> [The task]: Which lines have the string "Delta"? Copy all of them from the entries below.
───
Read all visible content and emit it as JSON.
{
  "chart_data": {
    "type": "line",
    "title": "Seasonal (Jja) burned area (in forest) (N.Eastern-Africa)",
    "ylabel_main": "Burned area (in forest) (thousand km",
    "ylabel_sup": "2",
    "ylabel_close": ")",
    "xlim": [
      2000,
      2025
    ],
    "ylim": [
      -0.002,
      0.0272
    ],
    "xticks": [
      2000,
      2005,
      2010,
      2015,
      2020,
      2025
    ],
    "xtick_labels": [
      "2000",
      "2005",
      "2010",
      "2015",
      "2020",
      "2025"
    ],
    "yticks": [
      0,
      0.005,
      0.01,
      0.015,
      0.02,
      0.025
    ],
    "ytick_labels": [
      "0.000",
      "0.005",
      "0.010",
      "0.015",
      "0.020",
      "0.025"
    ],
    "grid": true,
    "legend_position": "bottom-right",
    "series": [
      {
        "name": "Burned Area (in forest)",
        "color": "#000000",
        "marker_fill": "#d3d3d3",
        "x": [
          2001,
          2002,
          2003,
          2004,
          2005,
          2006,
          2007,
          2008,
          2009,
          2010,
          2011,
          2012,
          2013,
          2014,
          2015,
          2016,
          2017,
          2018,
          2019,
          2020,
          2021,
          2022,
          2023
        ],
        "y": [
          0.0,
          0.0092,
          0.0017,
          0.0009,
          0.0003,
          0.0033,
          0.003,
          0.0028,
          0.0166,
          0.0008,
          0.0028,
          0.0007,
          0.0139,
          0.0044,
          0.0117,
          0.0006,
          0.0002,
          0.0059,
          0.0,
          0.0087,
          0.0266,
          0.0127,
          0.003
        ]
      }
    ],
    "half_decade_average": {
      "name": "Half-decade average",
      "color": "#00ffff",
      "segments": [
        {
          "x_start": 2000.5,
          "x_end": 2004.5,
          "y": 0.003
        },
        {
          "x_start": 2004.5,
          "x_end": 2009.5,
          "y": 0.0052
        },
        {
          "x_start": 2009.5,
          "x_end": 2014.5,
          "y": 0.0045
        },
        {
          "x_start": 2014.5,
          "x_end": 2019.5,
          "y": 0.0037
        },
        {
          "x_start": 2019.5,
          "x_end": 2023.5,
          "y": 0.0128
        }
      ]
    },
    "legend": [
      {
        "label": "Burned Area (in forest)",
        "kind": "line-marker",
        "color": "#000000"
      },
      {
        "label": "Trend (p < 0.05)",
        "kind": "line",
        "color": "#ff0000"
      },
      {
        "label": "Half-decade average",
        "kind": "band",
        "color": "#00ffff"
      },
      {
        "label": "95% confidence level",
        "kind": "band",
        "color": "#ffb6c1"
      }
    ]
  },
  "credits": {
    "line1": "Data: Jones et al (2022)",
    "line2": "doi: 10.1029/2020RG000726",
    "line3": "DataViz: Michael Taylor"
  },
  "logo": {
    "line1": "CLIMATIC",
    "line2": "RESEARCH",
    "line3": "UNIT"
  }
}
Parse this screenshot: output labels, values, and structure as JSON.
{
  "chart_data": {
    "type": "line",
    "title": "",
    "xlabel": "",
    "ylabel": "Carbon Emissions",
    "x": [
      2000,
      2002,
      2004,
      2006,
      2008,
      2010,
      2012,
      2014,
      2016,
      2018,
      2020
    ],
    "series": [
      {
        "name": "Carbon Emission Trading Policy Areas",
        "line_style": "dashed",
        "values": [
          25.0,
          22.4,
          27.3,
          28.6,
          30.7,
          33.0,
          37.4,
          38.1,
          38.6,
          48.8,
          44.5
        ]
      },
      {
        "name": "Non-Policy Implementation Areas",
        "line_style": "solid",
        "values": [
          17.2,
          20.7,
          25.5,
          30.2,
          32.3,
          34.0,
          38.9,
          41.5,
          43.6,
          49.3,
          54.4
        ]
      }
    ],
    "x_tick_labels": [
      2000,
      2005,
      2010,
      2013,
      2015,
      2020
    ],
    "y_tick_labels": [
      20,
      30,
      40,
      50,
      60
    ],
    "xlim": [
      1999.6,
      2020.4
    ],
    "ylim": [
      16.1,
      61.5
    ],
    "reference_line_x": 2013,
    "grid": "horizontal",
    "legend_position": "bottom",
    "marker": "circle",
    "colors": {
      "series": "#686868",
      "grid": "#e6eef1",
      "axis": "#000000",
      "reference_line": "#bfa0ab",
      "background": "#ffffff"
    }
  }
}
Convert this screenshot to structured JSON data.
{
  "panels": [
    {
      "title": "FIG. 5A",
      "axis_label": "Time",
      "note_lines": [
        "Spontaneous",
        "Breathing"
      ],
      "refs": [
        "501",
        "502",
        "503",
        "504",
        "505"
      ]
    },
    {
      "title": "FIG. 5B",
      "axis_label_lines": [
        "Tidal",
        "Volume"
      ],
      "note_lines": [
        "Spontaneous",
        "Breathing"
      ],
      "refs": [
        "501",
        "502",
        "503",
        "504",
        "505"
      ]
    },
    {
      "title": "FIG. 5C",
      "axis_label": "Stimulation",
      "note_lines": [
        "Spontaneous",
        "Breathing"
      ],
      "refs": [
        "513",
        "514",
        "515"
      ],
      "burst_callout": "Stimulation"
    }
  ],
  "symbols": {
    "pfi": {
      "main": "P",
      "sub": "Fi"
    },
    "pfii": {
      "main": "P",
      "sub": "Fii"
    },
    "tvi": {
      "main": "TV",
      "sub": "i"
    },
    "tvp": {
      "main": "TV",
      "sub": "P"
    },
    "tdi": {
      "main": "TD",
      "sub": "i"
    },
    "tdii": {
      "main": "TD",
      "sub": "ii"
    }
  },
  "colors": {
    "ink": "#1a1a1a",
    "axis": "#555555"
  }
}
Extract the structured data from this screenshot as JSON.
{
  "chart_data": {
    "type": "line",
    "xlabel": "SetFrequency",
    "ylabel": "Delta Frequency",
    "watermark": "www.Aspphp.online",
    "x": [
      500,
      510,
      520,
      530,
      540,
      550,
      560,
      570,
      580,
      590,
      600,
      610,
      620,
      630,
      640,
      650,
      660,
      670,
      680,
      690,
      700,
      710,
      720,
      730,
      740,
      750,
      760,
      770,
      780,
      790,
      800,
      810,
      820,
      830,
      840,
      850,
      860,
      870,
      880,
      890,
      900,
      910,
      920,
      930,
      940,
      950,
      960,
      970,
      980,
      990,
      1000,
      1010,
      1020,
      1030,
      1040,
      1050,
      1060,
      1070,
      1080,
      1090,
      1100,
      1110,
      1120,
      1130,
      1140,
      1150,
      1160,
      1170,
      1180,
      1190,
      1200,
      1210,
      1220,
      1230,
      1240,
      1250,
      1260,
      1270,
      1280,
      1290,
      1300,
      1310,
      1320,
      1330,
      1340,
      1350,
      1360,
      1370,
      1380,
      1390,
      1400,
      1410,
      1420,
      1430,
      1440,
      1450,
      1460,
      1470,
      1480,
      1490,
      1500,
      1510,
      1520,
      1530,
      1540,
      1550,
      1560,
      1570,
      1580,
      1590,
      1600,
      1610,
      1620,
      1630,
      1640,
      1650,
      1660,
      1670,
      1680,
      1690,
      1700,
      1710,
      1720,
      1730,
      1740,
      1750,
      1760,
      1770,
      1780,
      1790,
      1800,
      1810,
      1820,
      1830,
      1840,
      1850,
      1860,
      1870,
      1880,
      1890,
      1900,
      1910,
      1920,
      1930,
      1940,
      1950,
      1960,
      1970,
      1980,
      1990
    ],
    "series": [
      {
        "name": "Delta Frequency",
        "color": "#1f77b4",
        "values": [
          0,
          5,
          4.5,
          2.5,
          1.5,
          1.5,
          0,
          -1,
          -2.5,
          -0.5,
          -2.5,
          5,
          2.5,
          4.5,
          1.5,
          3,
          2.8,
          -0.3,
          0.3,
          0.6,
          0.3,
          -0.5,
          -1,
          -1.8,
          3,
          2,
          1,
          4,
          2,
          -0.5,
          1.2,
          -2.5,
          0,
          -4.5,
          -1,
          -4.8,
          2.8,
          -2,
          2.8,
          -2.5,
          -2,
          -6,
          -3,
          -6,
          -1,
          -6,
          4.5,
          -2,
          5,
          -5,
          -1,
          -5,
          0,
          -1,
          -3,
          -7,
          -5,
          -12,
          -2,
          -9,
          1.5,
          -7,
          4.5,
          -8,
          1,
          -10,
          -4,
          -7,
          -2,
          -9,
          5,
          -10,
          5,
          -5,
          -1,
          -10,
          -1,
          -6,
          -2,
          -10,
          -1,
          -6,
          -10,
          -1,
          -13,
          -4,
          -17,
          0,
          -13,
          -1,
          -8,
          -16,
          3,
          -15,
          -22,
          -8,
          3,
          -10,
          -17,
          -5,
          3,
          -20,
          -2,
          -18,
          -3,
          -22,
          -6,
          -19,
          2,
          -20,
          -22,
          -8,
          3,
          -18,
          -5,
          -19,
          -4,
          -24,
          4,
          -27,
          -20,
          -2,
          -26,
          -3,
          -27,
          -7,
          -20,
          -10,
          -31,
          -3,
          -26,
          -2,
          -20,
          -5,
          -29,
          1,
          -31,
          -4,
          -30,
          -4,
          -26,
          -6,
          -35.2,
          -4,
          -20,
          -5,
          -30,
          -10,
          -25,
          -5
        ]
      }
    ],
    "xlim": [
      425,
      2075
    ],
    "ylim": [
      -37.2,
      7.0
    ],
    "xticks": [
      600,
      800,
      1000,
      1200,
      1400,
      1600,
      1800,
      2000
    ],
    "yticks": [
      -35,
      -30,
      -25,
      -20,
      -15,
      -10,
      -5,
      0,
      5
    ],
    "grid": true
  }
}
───
> [Solution for this exercise]:
    "ylabel": "Delta Frequency",
        "name": "Delta Frequency",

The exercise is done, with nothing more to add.